#### [EXERCISE AIM]
Write out each line in which the string "gray" is present.

Dataset items
┄┄┄┄┄┄

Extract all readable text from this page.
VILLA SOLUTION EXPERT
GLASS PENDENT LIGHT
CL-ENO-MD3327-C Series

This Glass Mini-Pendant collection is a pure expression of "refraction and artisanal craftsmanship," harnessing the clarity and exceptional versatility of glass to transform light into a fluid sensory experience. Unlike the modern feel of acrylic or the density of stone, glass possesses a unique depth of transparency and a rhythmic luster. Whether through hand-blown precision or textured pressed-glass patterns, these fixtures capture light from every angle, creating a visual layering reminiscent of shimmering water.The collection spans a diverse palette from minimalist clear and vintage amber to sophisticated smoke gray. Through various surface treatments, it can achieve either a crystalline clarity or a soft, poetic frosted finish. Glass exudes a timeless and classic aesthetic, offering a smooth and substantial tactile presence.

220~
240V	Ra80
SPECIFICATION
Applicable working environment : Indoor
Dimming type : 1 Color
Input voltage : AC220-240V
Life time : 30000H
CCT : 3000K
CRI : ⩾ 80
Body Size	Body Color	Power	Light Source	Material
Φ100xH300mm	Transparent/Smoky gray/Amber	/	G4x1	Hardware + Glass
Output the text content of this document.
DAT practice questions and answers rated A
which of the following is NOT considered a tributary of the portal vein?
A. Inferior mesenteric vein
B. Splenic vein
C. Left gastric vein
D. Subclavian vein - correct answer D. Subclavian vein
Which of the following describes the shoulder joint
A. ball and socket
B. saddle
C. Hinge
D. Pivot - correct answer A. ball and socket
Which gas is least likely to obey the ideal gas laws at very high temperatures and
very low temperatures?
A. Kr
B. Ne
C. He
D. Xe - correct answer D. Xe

┄┄┄┄┄┄

#### [WORKED SOLUTION]
This Glass Mini-Pendant collection is a pure expression of "refraction and artisanal craftsmanship," harnessing the clarity and exceptional versatility of glass to transform light into a fluid sensory experience. Unlike the modern feel of acrylic or the density of stone, glass possesses a unique depth of transparency and a rhythmic luster. Whether through hand-blown precision or textured pressed-glass patterns, these fixtures capture light from every angle, creating a visual layering reminiscent of shimmering water.The collection spans a diverse palette from minimalist clear and vintage amber to sophisticated smoke gray. Through various surface treatments, it can achieve either a crystalline clarity or a soft, poetic frosted finish. Glass exudes a timeless and classic aesthetic, offering a smooth and substantial tactile presence.
Φ100xH300mm	Transparent/Smoky gray/Amber	/	G4x1	Hardware + Glass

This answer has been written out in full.